## Aim
Repeat, exactly and completely, the material that follows. Omit the pictures.

## Records to use
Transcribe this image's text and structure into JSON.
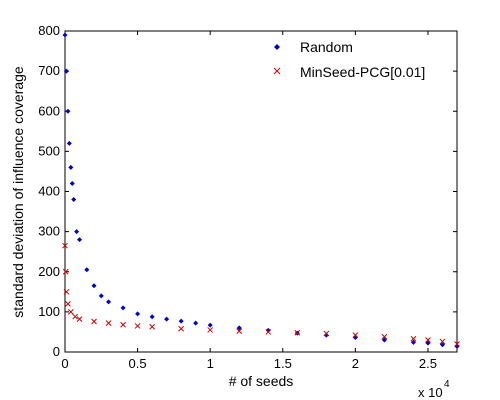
{
  "chart_data": {
    "type": "scatter",
    "xlabel": "# of seeds",
    "ylabel": "standard deviation of influence coverage",
    "xlim": [
      0,
      27000
    ],
    "ylim": [
      0,
      800
    ],
    "x_ticks": [
      0,
      5000,
      10000,
      15000,
      20000,
      25000
    ],
    "x_tick_labels": [
      "0",
      "0.5",
      "1",
      "1.5",
      "2",
      "2.5"
    ],
    "x_exponent_base": "x 10",
    "x_exponent_power": "4",
    "y_ticks": [
      0,
      100,
      200,
      300,
      400,
      500,
      600,
      700,
      800
    ],
    "y_tick_labels": [
      "0",
      "100",
      "200",
      "300",
      "400",
      "500",
      "600",
      "700",
      "800"
    ],
    "grid": false,
    "legend_position": "top-right",
    "series": [
      {
        "name": "Random",
        "color": "#0000cc",
        "marker": "diamond",
        "points": [
          [
            0,
            790
          ],
          [
            100,
            700
          ],
          [
            200,
            600
          ],
          [
            300,
            520
          ],
          [
            400,
            460
          ],
          [
            500,
            420
          ],
          [
            600,
            380
          ],
          [
            800,
            300
          ],
          [
            1000,
            280
          ],
          [
            1500,
            205
          ],
          [
            2000,
            165
          ],
          [
            2500,
            140
          ],
          [
            3000,
            125
          ],
          [
            4000,
            110
          ],
          [
            5000,
            95
          ],
          [
            6000,
            88
          ],
          [
            7000,
            82
          ],
          [
            8000,
            77
          ],
          [
            9000,
            72
          ],
          [
            10000,
            67
          ],
          [
            12000,
            60
          ],
          [
            14000,
            54
          ],
          [
            16000,
            47
          ],
          [
            18000,
            42
          ],
          [
            20000,
            36
          ],
          [
            22000,
            30
          ],
          [
            24000,
            24
          ],
          [
            25000,
            22
          ],
          [
            26000,
            18
          ],
          [
            27000,
            14
          ]
        ]
      },
      {
        "name": "MinSeed-PCG[0.01]",
        "color": "#cc0000",
        "marker": "x",
        "points": [
          [
            0,
            265
          ],
          [
            50,
            200
          ],
          [
            100,
            150
          ],
          [
            200,
            120
          ],
          [
            400,
            100
          ],
          [
            700,
            88
          ],
          [
            1000,
            82
          ],
          [
            2000,
            76
          ],
          [
            3000,
            72
          ],
          [
            4000,
            68
          ],
          [
            5000,
            65
          ],
          [
            6000,
            63
          ],
          [
            8000,
            58
          ],
          [
            10000,
            55
          ],
          [
            12000,
            52
          ],
          [
            14000,
            50
          ],
          [
            16000,
            48
          ],
          [
            18000,
            46
          ],
          [
            20000,
            42
          ],
          [
            22000,
            38
          ],
          [
            24000,
            33
          ],
          [
            25000,
            30
          ],
          [
            26000,
            26
          ],
          [
            27000,
            20
          ]
        ]
      }
    ]
  }
}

## Exercise output
Transcribe this image's text and structure into JSON.
{
  "chart_data": {
    "type": "scatter",
    "xlabel": "# of seeds",
    "ylabel": "standard deviation of influence coverage",
    "xlim": [
      0,
      27000
    ],
    "ylim": [
      0,
      800
    ],
    "x_ticks": [
      0,
      5000,
      10000,
      15000,
      20000,
      25000
    ],
    "x_tick_labels": [
      "0",
      "0.5",
      "1",
      "1.5",
      "2",
      "2.5"
    ],
    "x_exponent_base": "x 10",
    "x_exponent_power": "4",
    "y_ticks": [
      0,
      100,
      200,
      300,
      400,
      500,
      600,
      700,
      800
    ],
    "y_tick_labels": [
      "0",
      "100",
      "200",
      "300",
      "400",
      "500",
      "600",
      "700",
      "800"
    ],
    "grid": false,
    "legend_position": "top-right",
    "series": [
      {
        "name": "Random",
        "color": "#0000cc",
        "marker": "diamond",
        "points": [
          [
            0,
            790
          ],
          [
            100,
            700
          ],
          [
            200,
            600
          ],
          [
            300,
            520
          ],
          [
            400,
            460
          ],
          [
            500,
            420
          ],
          [
            600,
            380
          ],
          [
            800,
            300
          ],
          [
            1000,
            280
          ],
          [
            1500,
            205
          ],
          [
            2000,
            165
          ],
          [
            2500,
            140
          ],
          [
            3000,
            125
          ],
          [
            4000,
            110
          ],
          [
            5000,
            95
          ],
          [
            6000,
            88
          ],
          [
            7000,
            82
          ],
          [
            8000,
            77
          ],
          [
            9000,
            72
          ],
          [
            10000,
            67
          ],
          [
            12000,
            60
          ],
          [
            14000,
            54
          ],
          [
            16000,
            47
          ],
          [
            18000,
            42
          ],
          [
            20000,
            36
          ],
          [
            22000,
            30
          ],
          [
            24000,
            24
          ],
          [
            25000,
            22
          ],
          [
            26000,
            18
          ],
          [
            27000,
            14
          ]
        ]
      },
      {
        "name": "MinSeed-PCG[0.01]",
        "color": "#cc0000",
        "marker": "x",
        "points": [
          [
            0,
            265
          ],
          [
            50,
            200
          ],
          [
            100,
            150
          ],
          [
            200,
            120
          ],
          [
            400,
            100
          ],
          [
            700,
            88
          ],
          [
            1000,
            82
          ],
          [
            2000,
            76
          ],
          [
            3000,
            72
          ],
          [
            4000,
            68
          ],
          [
            5000,
            65
          ],
          [
            6000,
            63
          ],
          [
            8000,
            58
          ],
          [
            10000,
            55
          ],
          [
            12000,
            52
          ],
          [
            14000,
            50
          ],
          [
            16000,
            48
          ],
          [
            18000,
            46
          ],
          [
            20000,
            42
          ],
          [
            22000,
            38
          ],
          [
            24000,
            33
          ],
          [
            25000,
            30
          ],
          [
            26000,
            26
          ],
          [
            27000,
            20
          ]
        ]
      }
    ]
  }
}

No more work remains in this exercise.